=== Data excerpts ===
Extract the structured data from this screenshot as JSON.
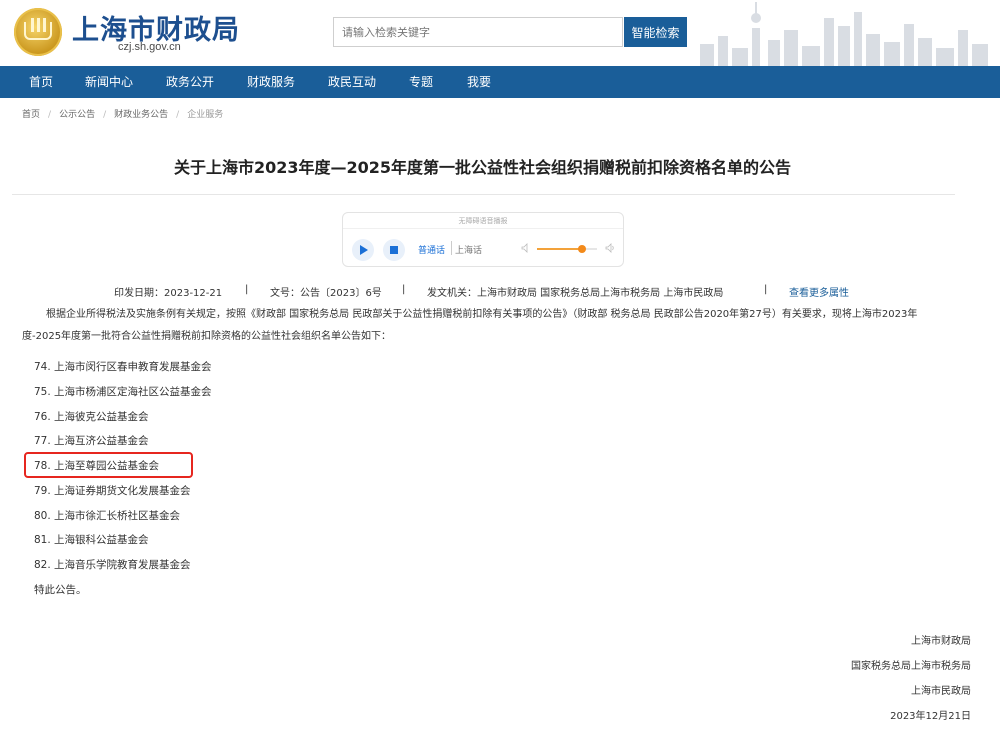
{
  "header": {
    "site_title": "上海市财政局",
    "site_url": "czj.sh.gov.cn",
    "search_placeholder": "请输入检索关键字",
    "search_button": "智能检索"
  },
  "nav": [
    "首页",
    "新闻中心",
    "政务公开",
    "财政服务",
    "政民互动",
    "专题",
    "我要"
  ],
  "breadcrumb": [
    "首页",
    "公示公告",
    "财政业务公告",
    "企业服务"
  ],
  "title": "关于上海市2023年度—2025年度第一批公益性社会组织捐赠税前扣除资格名单的公告",
  "player": {
    "header": "无障碍语音播报",
    "lang_a": "普通话",
    "lang_b": "上海话",
    "volume_level": 0.75
  },
  "meta": {
    "print_date": "印发日期：2023-12-21",
    "doc_no": "文号：公告〔2023〕6号",
    "issuer": "发文机关：上海市财政局 国家税务总局上海市税务局 上海市民政局",
    "more_link": "查看更多属性",
    "separator": "|"
  },
  "intro": "根据企业所得税法及实施条例有关规定，按照《财政部 国家税务总局 民政部关于公益性捐赠税前扣除有关事项的公告》（财政部 税务总局 民政部公告2020年第27号）有关要求，现将上海市2023年度-2025年度第一批符合公益性捐赠税前扣除资格的公益性社会组织名单公告如下：",
  "list": [
    "74.  上海市闵行区春申教育发展基金会",
    "75.  上海市杨浦区定海社区公益基金会",
    "76.  上海彼克公益基金会",
    "77.  上海互济公益基金会",
    "78.  上海至尊园公益基金会",
    "79.  上海证券期货文化发展基金会",
    "80.  上海市徐汇长桥社区基金会",
    "81.  上海银科公益基金会",
    "82.  上海音乐学院教育发展基金会"
  ],
  "closing": "特此公告。",
  "signatures": [
    "上海市财政局",
    "国家税务总局上海市税务局",
    "上海市民政局",
    "2023年12月21日"
  ],
  "colors": {
    "brand_blue": "#1a5e99",
    "highlight_red": "#e6261f"
  }
}
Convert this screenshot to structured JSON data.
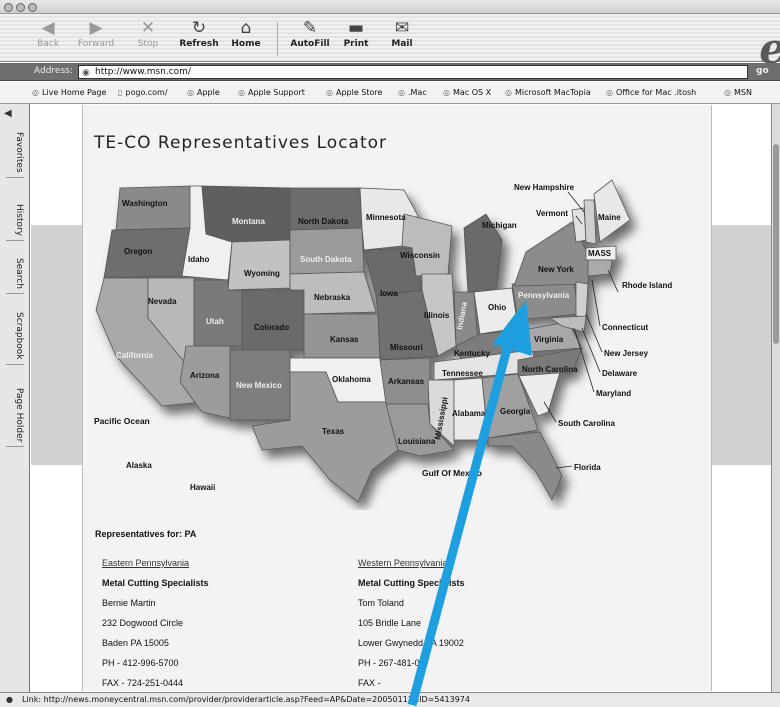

=== What is asked ===
Without the pictures, repeat the listing above exactly.

=== Answer to the task ===
Extract the structured data from this screenshot as JSON.
{
  "header": {
    "site_title": "上海市财政局",
    "site_url": "czj.sh.gov.cn",
    "search_placeholder": "请输入检索关键字",
    "search_button": "智能检索"
  },
  "nav": [
    "首页",
    "新闻中心",
    "政务公开",
    "财政服务",
    "政民互动",
    "专题",
    "我要"
  ],
  "breadcrumb": [
    "首页",
    "公示公告",
    "财政业务公告",
    "企业服务"
  ],
  "title": "关于上海市2023年度—2025年度第一批公益性社会组织捐赠税前扣除资格名单的公告",
  "player": {
    "header": "无障碍语音播报",
    "lang_a": "普通话",
    "lang_b": "上海话",
    "volume_level": 0.75
  },
  "meta": {
    "print_date": "印发日期：2023-12-21",
    "doc_no": "文号：公告〔2023〕6号",
    "issuer": "发文机关：上海市财政局 国家税务总局上海市税务局 上海市民政局",
    "more_link": "查看更多属性",
    "separator": "|"
  },
  "intro": "根据企业所得税法及实施条例有关规定，按照《财政部 国家税务总局 民政部关于公益性捐赠税前扣除有关事项的公告》（财政部 税务总局 民政部公告2020年第27号）有关要求，现将上海市2023年度-2025年度第一批符合公益性捐赠税前扣除资格的公益性社会组织名单公告如下：",
  "list": [
    "74.  上海市闵行区春申教育发展基金会",
    "75.  上海市杨浦区定海社区公益基金会",
    "76.  上海彼克公益基金会",
    "77.  上海互济公益基金会",
    "78.  上海至尊园公益基金会",
    "79.  上海证券期货文化发展基金会",
    "80.  上海市徐汇长桥社区基金会",
    "81.  上海银科公益基金会",
    "82.  上海音乐学院教育发展基金会"
  ],
  "closing": "特此公告。",
  "signatures": [
    "上海市财政局",
    "国家税务总局上海市税务局",
    "上海市民政局",
    "2023年12月21日"
  ],
  "colors": {
    "brand_blue": "#1a5e99",
    "highlight_red": "#e6261f"
  }
}
Convert this screenshot to structured JSON data.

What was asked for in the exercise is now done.